Below are records; work out how many of their lines contain "Production" and give only that number.

* Material shown:

# # # # # # #

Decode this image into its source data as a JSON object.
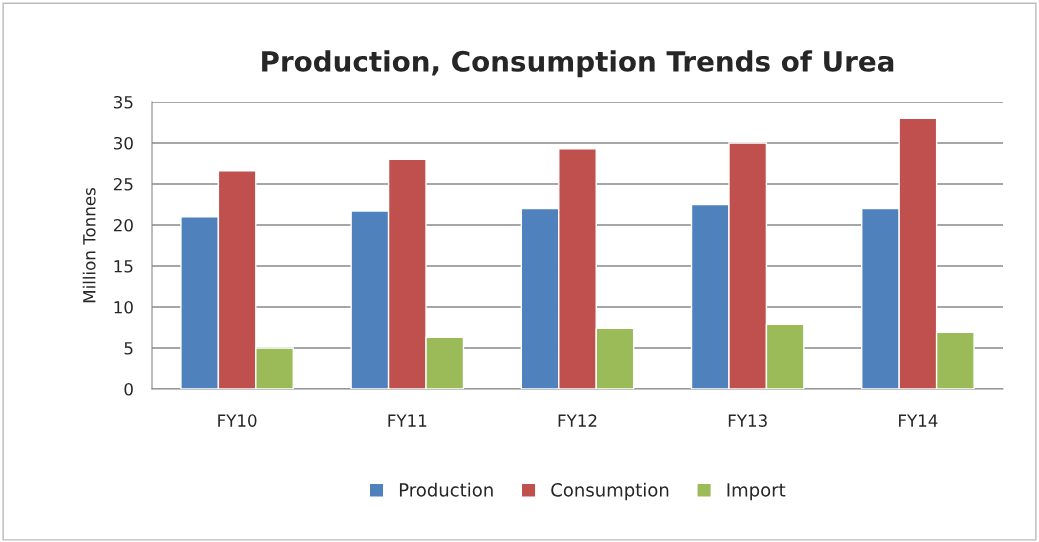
{
  "chart_data": {
    "type": "bar",
    "title": "Production, Consumption Trends of Urea",
    "ylabel": "Million Tonnes",
    "categories": [
      "FY10",
      "FY11",
      "FY12",
      "FY13",
      "FY14"
    ],
    "series": [
      {
        "name": "Production",
        "color": "#4f81bd",
        "values": [
          21.0,
          21.7,
          22.0,
          22.5,
          22.0
        ]
      },
      {
        "name": "Consumption",
        "color": "#c0504d",
        "values": [
          26.6,
          28.0,
          29.3,
          30.0,
          33.0
        ]
      },
      {
        "name": "Import",
        "color": "#9bbb59",
        "values": [
          5.0,
          6.3,
          7.4,
          7.9,
          6.9
        ]
      }
    ],
    "ylim": [
      0,
      35
    ],
    "yticks": [
      0,
      5,
      10,
      15,
      20,
      25,
      30,
      35
    ],
    "grid": "y",
    "legend": "bottom"
  }
}
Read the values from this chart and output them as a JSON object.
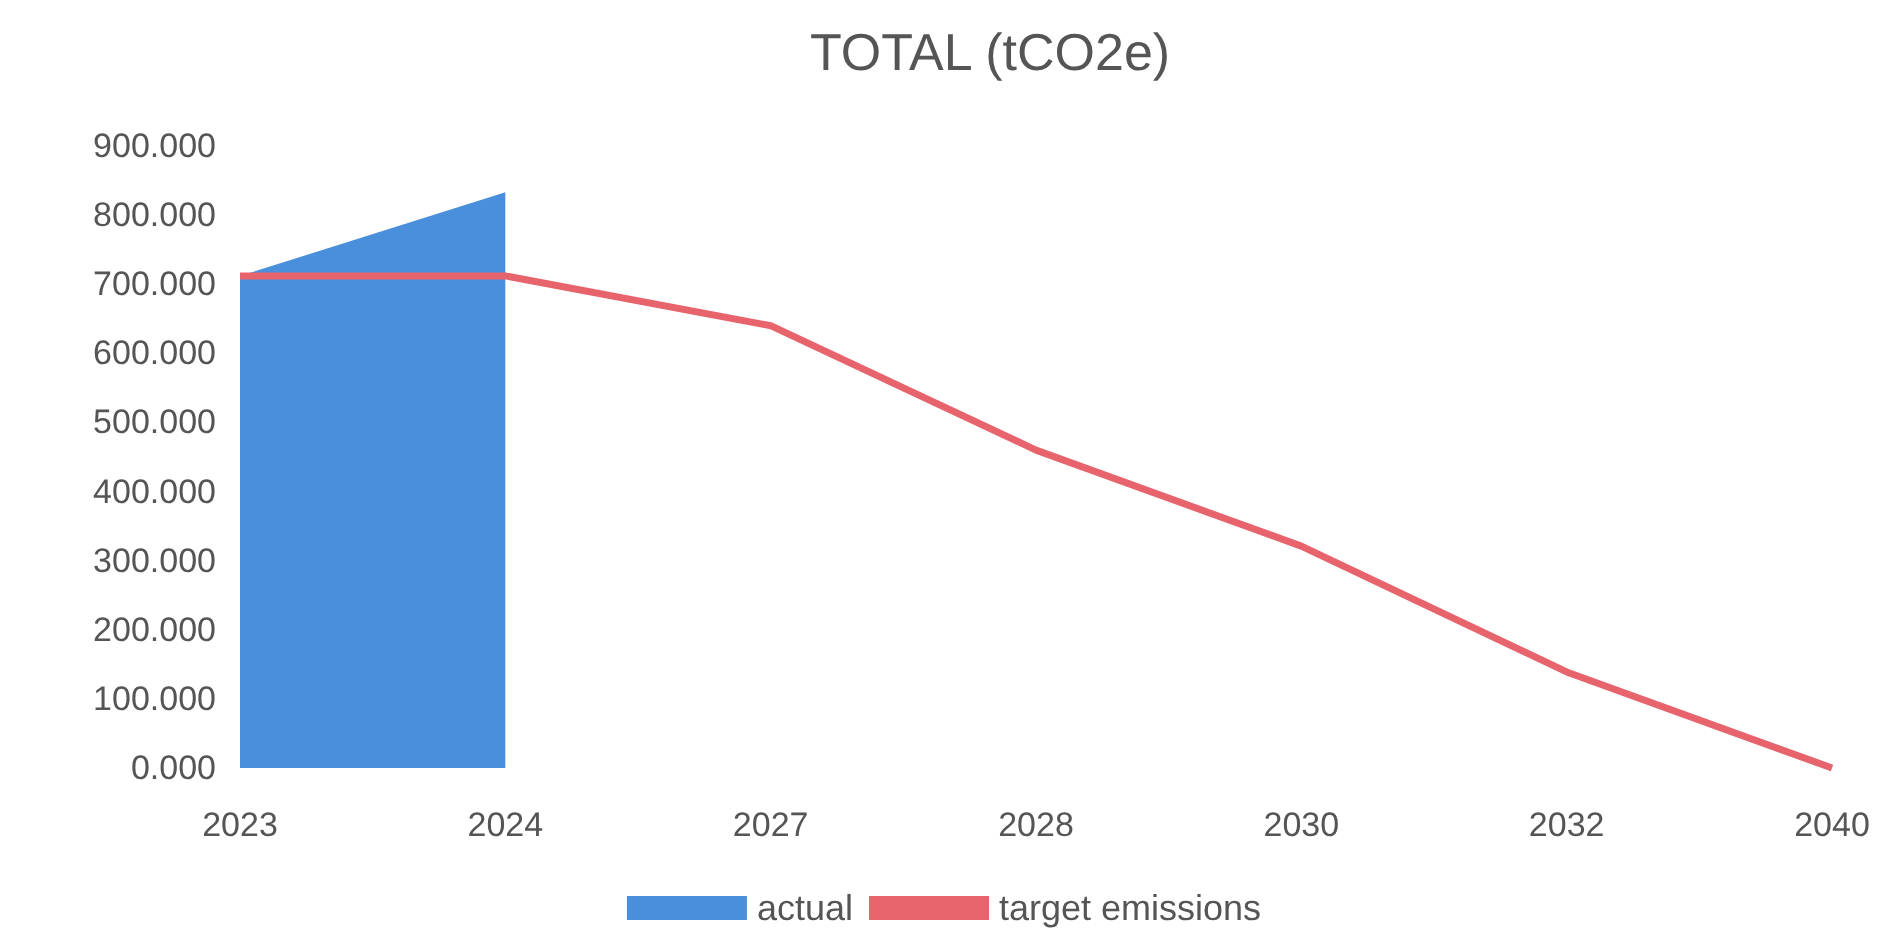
{
  "chart_data": {
    "type": "line",
    "title": "TOTAL (tCO2e)",
    "categories": [
      "2023",
      "2024",
      "2027",
      "2028",
      "2030",
      "2032",
      "2040"
    ],
    "series": [
      {
        "name": "actual",
        "type": "area",
        "color": "#4a8fdb",
        "values": [
          712,
          833,
          null,
          null,
          null,
          null,
          null
        ]
      },
      {
        "name": "target emissions",
        "color": "#e8646c",
        "values": [
          712,
          712,
          640,
          460,
          321,
          139,
          0
        ]
      }
    ],
    "ylim": [
      0,
      900
    ],
    "yticks": [
      {
        "value": 0,
        "label": "0.000"
      },
      {
        "value": 100,
        "label": "100.000"
      },
      {
        "value": 200,
        "label": "200.000"
      },
      {
        "value": 300,
        "label": "300.000"
      },
      {
        "value": 400,
        "label": "400.000"
      },
      {
        "value": 500,
        "label": "500.000"
      },
      {
        "value": 600,
        "label": "600.000"
      },
      {
        "value": 700,
        "label": "700.000"
      },
      {
        "value": 800,
        "label": "800.000"
      },
      {
        "value": 900,
        "label": "900.000"
      }
    ],
    "legend": "bottom",
    "grid": false,
    "marker": "none",
    "line_style": "solid"
  }
}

# # # # # # #

* Solution to this exercise:
2